[Saved entries]
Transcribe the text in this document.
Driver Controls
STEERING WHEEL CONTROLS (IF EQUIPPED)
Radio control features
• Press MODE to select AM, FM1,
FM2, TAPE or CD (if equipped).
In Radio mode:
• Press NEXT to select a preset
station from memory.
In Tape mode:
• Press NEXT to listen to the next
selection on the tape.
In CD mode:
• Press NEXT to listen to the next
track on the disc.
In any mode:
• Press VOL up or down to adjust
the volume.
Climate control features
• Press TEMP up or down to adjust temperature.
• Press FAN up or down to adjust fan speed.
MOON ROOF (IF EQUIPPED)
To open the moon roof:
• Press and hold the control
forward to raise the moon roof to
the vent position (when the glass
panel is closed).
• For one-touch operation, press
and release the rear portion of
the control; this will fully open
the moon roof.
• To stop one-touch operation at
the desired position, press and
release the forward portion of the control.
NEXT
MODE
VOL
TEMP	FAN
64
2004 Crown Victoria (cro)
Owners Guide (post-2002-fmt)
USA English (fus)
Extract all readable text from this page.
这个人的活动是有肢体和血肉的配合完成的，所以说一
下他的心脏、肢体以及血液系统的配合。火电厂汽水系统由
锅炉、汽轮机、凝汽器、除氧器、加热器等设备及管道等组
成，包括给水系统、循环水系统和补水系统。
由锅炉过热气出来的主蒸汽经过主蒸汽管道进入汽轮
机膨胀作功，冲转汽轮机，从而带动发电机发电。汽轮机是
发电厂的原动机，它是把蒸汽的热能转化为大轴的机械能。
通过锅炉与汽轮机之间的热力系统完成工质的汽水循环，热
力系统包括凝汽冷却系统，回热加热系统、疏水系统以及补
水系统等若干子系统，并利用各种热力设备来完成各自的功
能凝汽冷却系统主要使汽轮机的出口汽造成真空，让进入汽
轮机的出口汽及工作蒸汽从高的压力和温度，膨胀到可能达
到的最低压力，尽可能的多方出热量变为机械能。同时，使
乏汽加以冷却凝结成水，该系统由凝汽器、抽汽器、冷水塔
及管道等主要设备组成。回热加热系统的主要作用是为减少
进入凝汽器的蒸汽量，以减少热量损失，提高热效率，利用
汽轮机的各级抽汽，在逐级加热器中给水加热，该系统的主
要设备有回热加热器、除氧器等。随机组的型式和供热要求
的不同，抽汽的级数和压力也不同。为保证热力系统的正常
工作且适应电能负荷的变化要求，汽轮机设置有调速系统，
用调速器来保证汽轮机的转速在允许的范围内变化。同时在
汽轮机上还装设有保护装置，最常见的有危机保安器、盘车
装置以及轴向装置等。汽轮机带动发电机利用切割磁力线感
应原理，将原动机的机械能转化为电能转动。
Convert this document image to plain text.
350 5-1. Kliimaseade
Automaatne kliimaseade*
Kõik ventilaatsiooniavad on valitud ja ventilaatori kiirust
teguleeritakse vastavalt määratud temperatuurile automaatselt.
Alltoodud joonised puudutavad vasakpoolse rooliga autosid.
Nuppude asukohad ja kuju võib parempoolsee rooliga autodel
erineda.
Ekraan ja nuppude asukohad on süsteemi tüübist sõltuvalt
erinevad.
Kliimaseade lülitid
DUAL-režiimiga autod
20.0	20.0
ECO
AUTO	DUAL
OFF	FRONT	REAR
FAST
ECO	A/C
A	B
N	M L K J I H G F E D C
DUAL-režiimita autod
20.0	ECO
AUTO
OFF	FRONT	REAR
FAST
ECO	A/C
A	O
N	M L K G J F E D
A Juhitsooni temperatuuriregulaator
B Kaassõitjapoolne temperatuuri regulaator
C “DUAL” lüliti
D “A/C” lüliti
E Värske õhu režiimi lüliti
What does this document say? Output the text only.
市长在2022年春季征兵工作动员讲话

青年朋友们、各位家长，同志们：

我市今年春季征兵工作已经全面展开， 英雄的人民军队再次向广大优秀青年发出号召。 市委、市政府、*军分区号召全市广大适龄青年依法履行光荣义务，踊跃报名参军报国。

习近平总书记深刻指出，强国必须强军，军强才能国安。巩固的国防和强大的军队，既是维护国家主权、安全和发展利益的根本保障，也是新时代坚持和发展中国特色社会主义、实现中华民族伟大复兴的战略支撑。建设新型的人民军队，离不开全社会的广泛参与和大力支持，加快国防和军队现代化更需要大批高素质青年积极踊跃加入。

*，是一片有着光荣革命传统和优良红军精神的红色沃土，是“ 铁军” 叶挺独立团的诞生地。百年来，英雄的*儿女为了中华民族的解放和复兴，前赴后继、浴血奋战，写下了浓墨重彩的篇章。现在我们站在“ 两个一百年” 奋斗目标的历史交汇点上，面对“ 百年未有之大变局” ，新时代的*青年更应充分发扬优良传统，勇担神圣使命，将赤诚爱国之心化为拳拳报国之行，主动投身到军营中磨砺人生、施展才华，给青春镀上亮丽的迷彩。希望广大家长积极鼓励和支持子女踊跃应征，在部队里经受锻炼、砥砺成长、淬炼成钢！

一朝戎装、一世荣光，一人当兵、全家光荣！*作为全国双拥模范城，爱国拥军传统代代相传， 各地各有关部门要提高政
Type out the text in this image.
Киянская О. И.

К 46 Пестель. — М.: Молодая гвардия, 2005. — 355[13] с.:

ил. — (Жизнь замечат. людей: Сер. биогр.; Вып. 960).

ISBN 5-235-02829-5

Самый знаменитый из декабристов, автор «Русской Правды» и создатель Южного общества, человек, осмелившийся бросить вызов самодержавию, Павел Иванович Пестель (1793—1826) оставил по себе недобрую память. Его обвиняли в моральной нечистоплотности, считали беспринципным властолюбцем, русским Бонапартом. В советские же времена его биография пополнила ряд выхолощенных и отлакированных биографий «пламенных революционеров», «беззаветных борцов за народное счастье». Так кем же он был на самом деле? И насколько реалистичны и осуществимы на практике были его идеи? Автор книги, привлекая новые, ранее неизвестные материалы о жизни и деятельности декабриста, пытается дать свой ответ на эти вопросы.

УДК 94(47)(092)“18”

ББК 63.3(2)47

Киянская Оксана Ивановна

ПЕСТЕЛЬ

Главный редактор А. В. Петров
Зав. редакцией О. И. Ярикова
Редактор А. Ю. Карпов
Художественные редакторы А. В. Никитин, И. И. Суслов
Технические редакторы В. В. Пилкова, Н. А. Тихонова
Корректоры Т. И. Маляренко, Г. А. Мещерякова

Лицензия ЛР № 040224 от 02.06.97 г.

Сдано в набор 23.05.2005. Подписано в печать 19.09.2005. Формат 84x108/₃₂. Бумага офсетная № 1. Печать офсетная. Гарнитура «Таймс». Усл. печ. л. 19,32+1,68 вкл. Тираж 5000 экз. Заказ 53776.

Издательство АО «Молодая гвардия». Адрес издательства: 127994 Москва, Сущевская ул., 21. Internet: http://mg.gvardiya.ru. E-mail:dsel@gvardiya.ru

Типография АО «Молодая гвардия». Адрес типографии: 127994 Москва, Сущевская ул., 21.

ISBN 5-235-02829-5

Task directions. Quote all of the entries exactly as they appear.

The response.
Transcribe the text in this document.
Driver Controls
STEERING WHEEL CONTROLS (IF EQUIPPED)
Radio control features
• Press MODE to select AM, FM1,
FM2, TAPE or CD (if equipped).
In Radio mode:
• Press NEXT to select a preset
station from memory.
In Tape mode:
• Press NEXT to listen to the next
selection on the tape.
In CD mode:
• Press NEXT to listen to the next
track on the disc.
In any mode:
• Press VOL up or down to adjust
the volume.
Climate control features
• Press TEMP up or down to adjust temperature.
• Press FAN up or down to adjust fan speed.
MOON ROOF (IF EQUIPPED)
To open the moon roof:
• Press and hold the control
forward to raise the moon roof to
the vent position (when the glass
panel is closed).
• For one-touch operation, press
and release the rear portion of
the control; this will fully open
the moon roof.
• To stop one-touch operation at
the desired position, press and
release the forward portion of the control.
NEXT
MODE
VOL
TEMP	FAN
64
2004 Crown Victoria (cro)
Owners Guide (post-2002-fmt)
USA English (fus)
Extract all readable text from this page.
这个人的活动是有肢体和血肉的配合完成的，所以说一
下他的心脏、肢体以及血液系统的配合。火电厂汽水系统由
锅炉、汽轮机、凝汽器、除氧器、加热器等设备及管道等组
成，包括给水系统、循环水系统和补水系统。
由锅炉过热气出来的主蒸汽经过主蒸汽管道进入汽轮
机膨胀作功，冲转汽轮机，从而带动发电机发电。汽轮机是
发电厂的原动机，它是把蒸汽的热能转化为大轴的机械能。
通过锅炉与汽轮机之间的热力系统完成工质的汽水循环，热
力系统包括凝汽冷却系统，回热加热系统、疏水系统以及补
水系统等若干子系统，并利用各种热力设备来完成各自的功
能凝汽冷却系统主要使汽轮机的出口汽造成真空，让进入汽
轮机的出口汽及工作蒸汽从高的压力和温度，膨胀到可能达
到的最低压力，尽可能的多方出热量变为机械能。同时，使
乏汽加以冷却凝结成水，该系统由凝汽器、抽汽器、冷水塔
及管道等主要设备组成。回热加热系统的主要作用是为减少
进入凝汽器的蒸汽量，以减少热量损失，提高热效率，利用
汽轮机的各级抽汽，在逐级加热器中给水加热，该系统的主
要设备有回热加热器、除氧器等。随机组的型式和供热要求
的不同，抽汽的级数和压力也不同。为保证热力系统的正常
工作且适应电能负荷的变化要求，汽轮机设置有调速系统，
用调速器来保证汽轮机的转速在允许的范围内变化。同时在
汽轮机上还装设有保护装置，最常见的有危机保安器、盘车
装置以及轴向装置等。汽轮机带动发电机利用切割磁力线感
应原理，将原动机的机械能转化为电能转动。
Convert this document image to plain text.
350 5-1. Kliimaseade
Automaatne kliimaseade*
Kõik ventilaatsiooniavad on valitud ja ventilaatori kiirust
teguleeritakse vastavalt määratud temperatuurile automaatselt.
Alltoodud joonised puudutavad vasakpoolse rooliga autosid.
Nuppude asukohad ja kuju võib parempoolsee rooliga autodel
erineda.
Ekraan ja nuppude asukohad on süsteemi tüübist sõltuvalt
erinevad.
Kliimaseade lülitid
DUAL-režiimiga autod
20.0	20.0
ECO
AUTO	DUAL
OFF	FRONT	REAR
FAST
ECO	A/C
A	B
N	M L K J I H G F E D C
DUAL-režiimita autod
20.0	ECO
AUTO
OFF	FRONT	REAR
FAST
ECO	A/C
A	O
N	M L K G J F E D
A Juhitsooni temperatuuriregulaator
B Kaassõitjapoolne temperatuuri regulaator
C “DUAL” lüliti
D “A/C” lüliti
E Värske õhu režiimi lüliti
What does this document say? Output the text only.
市长在2022年春季征兵工作动员讲话

青年朋友们、各位家长，同志们：

我市今年春季征兵工作已经全面展开， 英雄的人民军队再次向广大优秀青年发出号召。 市委、市政府、*军分区号召全市广大适龄青年依法履行光荣义务，踊跃报名参军报国。

习近平总书记深刻指出，强国必须强军，军强才能国安。巩固的国防和强大的军队，既是维护国家主权、安全和发展利益的根本保障，也是新时代坚持和发展中国特色社会主义、实现中华民族伟大复兴的战略支撑。建设新型的人民军队，离不开全社会的广泛参与和大力支持，加快国防和军队现代化更需要大批高素质青年积极踊跃加入。

*，是一片有着光荣革命传统和优良红军精神的红色沃土，是“ 铁军” 叶挺独立团的诞生地。百年来，英雄的*儿女为了中华民族的解放和复兴，前赴后继、浴血奋战，写下了浓墨重彩的篇章。现在我们站在“ 两个一百年” 奋斗目标的历史交汇点上，面对“ 百年未有之大变局” ，新时代的*青年更应充分发扬优良传统，勇担神圣使命，将赤诚爱国之心化为拳拳报国之行，主动投身到军营中磨砺人生、施展才华，给青春镀上亮丽的迷彩。希望广大家长积极鼓励和支持子女踊跃应征，在部队里经受锻炼、砥砺成长、淬炼成钢！

一朝戎装、一世荣光，一人当兵、全家光荣！*作为全国双拥模范城，爱国拥军传统代代相传， 各地各有关部门要提高政
Type out the text in this image.
Киянская О. И.

К 46 Пестель. — М.: Молодая гвардия, 2005. — 355[13] с.:

ил. — (Жизнь замечат. людей: Сер. биогр.; Вып. 960).

ISBN 5-235-02829-5

Самый знаменитый из декабристов, автор «Русской Правды» и создатель Южного общества, человек, осмелившийся бросить вызов самодержавию, Павел Иванович Пестель (1793—1826) оставил по себе недобрую память. Его обвиняли в моральной нечистоплотности, считали беспринципным властолюбцем, русским Бонапартом. В советские же времена его биография пополнила ряд выхолощенных и отлакированных биографий «пламенных революционеров», «беззаветных борцов за народное счастье». Так кем же он был на самом деле? И насколько реалистичны и осуществимы на практике были его идеи? Автор книги, привлекая новые, ранее неизвестные материалы о жизни и деятельности декабриста, пытается дать свой ответ на эти вопросы.

УДК 94(47)(092)“18”

ББК 63.3(2)47

Киянская Оксана Ивановна

ПЕСТЕЛЬ

Главный редактор А. В. Петров
Зав. редакцией О. И. Ярикова
Редактор А. Ю. Карпов
Художественные редакторы А. В. Никитин, И. И. Суслов
Технические редакторы В. В. Пилкова, Н. А. Тихонова
Корректоры Т. И. Маляренко, Г. А. Мещерякова

Лицензия ЛР № 040224 от 02.06.97 г.

Сдано в набор 23.05.2005. Подписано в печать 19.09.2005. Формат 84x108/₃₂. Бумага офсетная № 1. Печать офсетная. Гарнитура «Таймс». Усл. печ. л. 19,32+1,68 вкл. Тираж 5000 экз. Заказ 53776.

Издательство АО «Молодая гвардия». Адрес издательства: 127994 Москва, Сущевская ул., 21. Internet: http://mg.gvardiya.ru. E-mail:dsel@gvardiya.ru

Типография АО «Молодая гвардия». Адрес типографии: 127994 Москва, Сущевская ул., 21.

ISBN 5-235-02829-5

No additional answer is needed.